start

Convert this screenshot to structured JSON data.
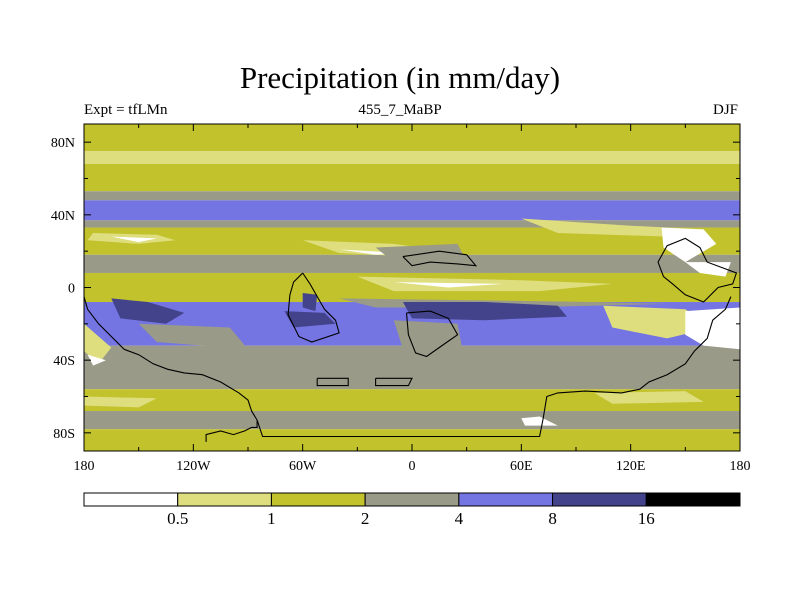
{
  "title": "Precipitation (in mm/day)",
  "left_label": "Expt = tfLMn",
  "center_label": "455_7_MaBP",
  "right_label": "DJF",
  "chart_data": {
    "type": "heatmap",
    "title": "Precipitation (in mm/day)",
    "variable": "Precipitation",
    "units": "mm/day",
    "season": "DJF",
    "experiment": "tfLMn",
    "case": "455_7_MaBP",
    "x_range": [
      -180,
      180
    ],
    "y_range": [
      -90,
      90
    ],
    "x_ticks": [
      -180,
      -120,
      -60,
      0,
      60,
      120,
      180
    ],
    "x_tick_labels": [
      "180",
      "120W",
      "60W",
      "0",
      "60E",
      "120E",
      "180"
    ],
    "y_ticks": [
      80,
      40,
      0,
      -40,
      -80
    ],
    "y_tick_labels": [
      "80N",
      "40N",
      "0",
      "40S",
      "80S"
    ],
    "colorbar": {
      "levels": [
        0.5,
        1,
        2,
        4,
        8,
        16
      ],
      "labels": [
        "0.5",
        "1",
        "2",
        "4",
        "8",
        "16"
      ],
      "colors": [
        "#ffffff",
        "#dede7e",
        "#c2c22c",
        "#9a9a88",
        "#7474e2",
        "#43438c",
        "#000000"
      ]
    },
    "zonal_bands": [
      {
        "lat_top": 90,
        "lat_bottom": 75,
        "color": "#c2c22c"
      },
      {
        "lat_top": 75,
        "lat_bottom": 68,
        "color": "#dede7e"
      },
      {
        "lat_top": 68,
        "lat_bottom": 53,
        "color": "#c2c22c"
      },
      {
        "lat_top": 53,
        "lat_bottom": 48,
        "color": "#9a9a88"
      },
      {
        "lat_top": 48,
        "lat_bottom": 37,
        "color": "#7474e2"
      },
      {
        "lat_top": 37,
        "lat_bottom": 33,
        "color": "#9a9a88"
      },
      {
        "lat_top": 33,
        "lat_bottom": 18,
        "color": "#c2c22c"
      },
      {
        "lat_top": 18,
        "lat_bottom": 8,
        "color": "#9a9a88"
      },
      {
        "lat_top": 8,
        "lat_bottom": -8,
        "color": "#c2c22c"
      },
      {
        "lat_top": -8,
        "lat_bottom": -32,
        "color": "#7474e2"
      },
      {
        "lat_top": -32,
        "lat_bottom": -56,
        "color": "#9a9a88"
      },
      {
        "lat_top": -56,
        "lat_bottom": -68,
        "color": "#c2c22c"
      },
      {
        "lat_top": -68,
        "lat_bottom": -78,
        "color": "#9a9a88"
      },
      {
        "lat_top": -78,
        "lat_bottom": -90,
        "color": "#c2c22c"
      }
    ],
    "regions": [
      {
        "name": "north-pacific-light-band",
        "color": "#dede7e",
        "pts": [
          [
            -175,
            30
          ],
          [
            -140,
            29
          ],
          [
            -130,
            26
          ],
          [
            -150,
            24
          ],
          [
            -178,
            26
          ]
        ]
      },
      {
        "name": "north-pacific-white-streak",
        "color": "#ffffff",
        "pts": [
          [
            -165,
            28
          ],
          [
            -140,
            27
          ],
          [
            -150,
            25
          ]
        ]
      },
      {
        "name": "north-atlantic-light-band",
        "color": "#dede7e",
        "pts": [
          [
            -60,
            26
          ],
          [
            -10,
            24
          ],
          [
            20,
            20
          ],
          [
            0,
            17
          ],
          [
            -40,
            19
          ]
        ]
      },
      {
        "name": "north-atlantic-white-streak",
        "color": "#ffffff",
        "pts": [
          [
            -40,
            21
          ],
          [
            -5,
            19
          ],
          [
            -20,
            18
          ]
        ]
      },
      {
        "name": "asia-north-light-band",
        "color": "#dede7e",
        "pts": [
          [
            60,
            38
          ],
          [
            120,
            34
          ],
          [
            160,
            32
          ],
          [
            140,
            28
          ],
          [
            80,
            30
          ]
        ]
      },
      {
        "name": "asia-white-patch",
        "color": "#ffffff",
        "pts": [
          [
            137,
            33
          ],
          [
            160,
            32
          ],
          [
            167,
            24
          ],
          [
            150,
            14
          ],
          [
            138,
            22
          ]
        ]
      },
      {
        "name": "west-pacific-white-patch",
        "color": "#ffffff",
        "pts": [
          [
            150,
            14
          ],
          [
            175,
            14
          ],
          [
            172,
            6
          ],
          [
            158,
            8
          ]
        ]
      },
      {
        "name": "equatorial-light-strip",
        "color": "#dede7e",
        "pts": [
          [
            -30,
            6
          ],
          [
            60,
            4
          ],
          [
            110,
            2
          ],
          [
            70,
            -2
          ],
          [
            -10,
            -2
          ]
        ]
      },
      {
        "name": "equatorial-white-line",
        "color": "#ffffff",
        "pts": [
          [
            -10,
            3
          ],
          [
            50,
            2
          ],
          [
            20,
            0
          ]
        ]
      },
      {
        "name": "west-africa-gray-patch",
        "color": "#9a9a88",
        "pts": [
          [
            -20,
            22
          ],
          [
            25,
            24
          ],
          [
            30,
            14
          ],
          [
            -5,
            10
          ]
        ]
      },
      {
        "name": "equatorial-gray-strip",
        "color": "#9a9a88",
        "pts": [
          [
            -40,
            -6
          ],
          [
            100,
            -8
          ],
          [
            140,
            -9
          ],
          [
            60,
            -11
          ],
          [
            -20,
            -11
          ]
        ]
      },
      {
        "name": "indian-ocean-dark-band",
        "color": "#43438c",
        "pts": [
          [
            -5,
            -8
          ],
          [
            40,
            -8
          ],
          [
            80,
            -10
          ],
          [
            85,
            -16
          ],
          [
            40,
            -18
          ],
          [
            0,
            -17
          ]
        ]
      },
      {
        "name": "east-pacific-dark-core",
        "color": "#43438c",
        "pts": [
          [
            -165,
            -6
          ],
          [
            -145,
            -8
          ],
          [
            -125,
            -14
          ],
          [
            -135,
            -20
          ],
          [
            -160,
            -17
          ]
        ]
      },
      {
        "name": "south-america-dark-spot",
        "color": "#43438c",
        "pts": [
          [
            -70,
            -13
          ],
          [
            -48,
            -14
          ],
          [
            -42,
            -20
          ],
          [
            -65,
            -22
          ]
        ]
      },
      {
        "name": "south-america-dark-patch-2",
        "color": "#43438c",
        "pts": [
          [
            -60,
            -3
          ],
          [
            -52,
            -4
          ],
          [
            -53,
            -13
          ],
          [
            -60,
            -11
          ]
        ]
      },
      {
        "name": "southern-africa-gray-patch",
        "color": "#9a9a88",
        "pts": [
          [
            -10,
            -18
          ],
          [
            25,
            -20
          ],
          [
            28,
            -36
          ],
          [
            -5,
            -34
          ]
        ]
      },
      {
        "name": "south-pacific-gray-patch",
        "color": "#9a9a88",
        "pts": [
          [
            -150,
            -20
          ],
          [
            -100,
            -22
          ],
          [
            -90,
            -34
          ],
          [
            -140,
            -30
          ]
        ]
      },
      {
        "name": "australia-light-patch",
        "color": "#dede7e",
        "pts": [
          [
            105,
            -10
          ],
          [
            150,
            -12
          ],
          [
            165,
            -22
          ],
          [
            140,
            -28
          ],
          [
            110,
            -22
          ]
        ]
      },
      {
        "name": "australia-white-patch",
        "color": "#ffffff",
        "pts": [
          [
            150,
            -13
          ],
          [
            180,
            -11
          ],
          [
            180,
            -34
          ],
          [
            160,
            -32
          ],
          [
            150,
            -26
          ]
        ]
      },
      {
        "name": "west-coast-light-strip",
        "color": "#dede7e",
        "pts": [
          [
            -180,
            -20
          ],
          [
            -165,
            -33
          ],
          [
            -172,
            -42
          ],
          [
            -180,
            -35
          ]
        ]
      },
      {
        "name": "west-coast-white-strip",
        "color": "#ffffff",
        "pts": [
          [
            -178,
            -37
          ],
          [
            -168,
            -40
          ],
          [
            -175,
            -43
          ]
        ]
      },
      {
        "name": "southern-ocean-light-patch",
        "color": "#dede7e",
        "pts": [
          [
            -180,
            -60
          ],
          [
            -140,
            -61
          ],
          [
            -150,
            -66
          ],
          [
            -180,
            -65
          ]
        ]
      },
      {
        "name": "southern-ocean-light-patch-2",
        "color": "#dede7e",
        "pts": [
          [
            100,
            -58
          ],
          [
            150,
            -57
          ],
          [
            160,
            -63
          ],
          [
            110,
            -64
          ]
        ]
      },
      {
        "name": "antarctic-white-streak",
        "color": "#ffffff",
        "pts": [
          [
            60,
            -72
          ],
          [
            70,
            -71
          ],
          [
            80,
            -76
          ],
          [
            62,
            -76
          ]
        ]
      }
    ],
    "coastlines": [
      {
        "name": "west-coast",
        "pts": [
          [
            -180,
            -5
          ],
          [
            -178,
            -12
          ],
          [
            -172,
            -20
          ],
          [
            -164,
            -28
          ],
          [
            -158,
            -34
          ],
          [
            -150,
            -37
          ],
          [
            -142,
            -42
          ],
          [
            -134,
            -45
          ],
          [
            -125,
            -47
          ],
          [
            -115,
            -48
          ],
          [
            -105,
            -52
          ],
          [
            -95,
            -58
          ],
          [
            -90,
            -62
          ],
          [
            -88,
            -68
          ],
          [
            -85,
            -73
          ]
        ]
      },
      {
        "name": "antarctica-boundary",
        "pts": [
          [
            -113,
            -85
          ],
          [
            -113,
            -81
          ],
          [
            -105,
            -79
          ],
          [
            -98,
            -81
          ],
          [
            -92,
            -79
          ],
          [
            -88,
            -77
          ],
          [
            -85,
            -77
          ],
          [
            -85,
            -73
          ],
          [
            -82,
            -82
          ],
          [
            -30,
            -82
          ],
          [
            40,
            -82
          ],
          [
            70,
            -82
          ],
          [
            72,
            -72
          ],
          [
            74,
            -60
          ],
          [
            80,
            -58
          ],
          [
            95,
            -57
          ],
          [
            115,
            -58
          ],
          [
            125,
            -56
          ],
          [
            130,
            -52
          ],
          [
            140,
            -48
          ],
          [
            150,
            -42
          ],
          [
            155,
            -35
          ],
          [
            162,
            -28
          ],
          [
            165,
            -18
          ],
          [
            172,
            -12
          ],
          [
            175,
            -5
          ]
        ]
      },
      {
        "name": "south-america-coast",
        "pts": [
          [
            -60,
            8
          ],
          [
            -56,
            2
          ],
          [
            -52,
            -5
          ],
          [
            -48,
            -12
          ],
          [
            -42,
            -18
          ],
          [
            -40,
            -25
          ],
          [
            -55,
            -30
          ],
          [
            -62,
            -27
          ],
          [
            -68,
            -15
          ],
          [
            -67,
            -4
          ],
          [
            -65,
            3
          ],
          [
            -60,
            8
          ]
        ]
      },
      {
        "name": "southern-africa-coast",
        "pts": [
          [
            -3,
            -14
          ],
          [
            10,
            -13
          ],
          [
            20,
            -17
          ],
          [
            25,
            -26
          ],
          [
            15,
            -33
          ],
          [
            8,
            -38
          ],
          [
            2,
            -36
          ],
          [
            -2,
            -26
          ],
          [
            -3,
            -14
          ]
        ]
      },
      {
        "name": "north-africa-coast",
        "pts": [
          [
            -5,
            17
          ],
          [
            15,
            20
          ],
          [
            30,
            18
          ],
          [
            35,
            12
          ],
          [
            25,
            13
          ],
          [
            10,
            14
          ],
          [
            0,
            12
          ],
          [
            -5,
            17
          ]
        ]
      },
      {
        "name": "asia-coast",
        "pts": [
          [
            135,
            14
          ],
          [
            140,
            23
          ],
          [
            150,
            27
          ],
          [
            158,
            22
          ],
          [
            162,
            14
          ],
          [
            170,
            11
          ],
          [
            178,
            8
          ],
          [
            176,
            2
          ],
          [
            168,
            0
          ],
          [
            160,
            -8
          ],
          [
            150,
            -4
          ],
          [
            143,
            2
          ],
          [
            138,
            6
          ],
          [
            135,
            14
          ]
        ]
      },
      {
        "name": "antarctic-island-1",
        "pts": [
          [
            -52,
            -50
          ],
          [
            -35,
            -50
          ],
          [
            -35,
            -54
          ],
          [
            -52,
            -54
          ],
          [
            -52,
            -50
          ]
        ]
      },
      {
        "name": "antarctic-island-2",
        "pts": [
          [
            -20,
            -50
          ],
          [
            0,
            -50
          ],
          [
            -2,
            -54
          ],
          [
            -20,
            -54
          ],
          [
            -20,
            -50
          ]
        ]
      }
    ]
  }
}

end

WRITTEN TASK » In the records above, locate the lines holding the word "title". Copy each of them.

ANSWER TO THIS PROBLEM »
  "title": "Precipitation (in mm/day)",
    "title": "Precipitation (in mm/day)",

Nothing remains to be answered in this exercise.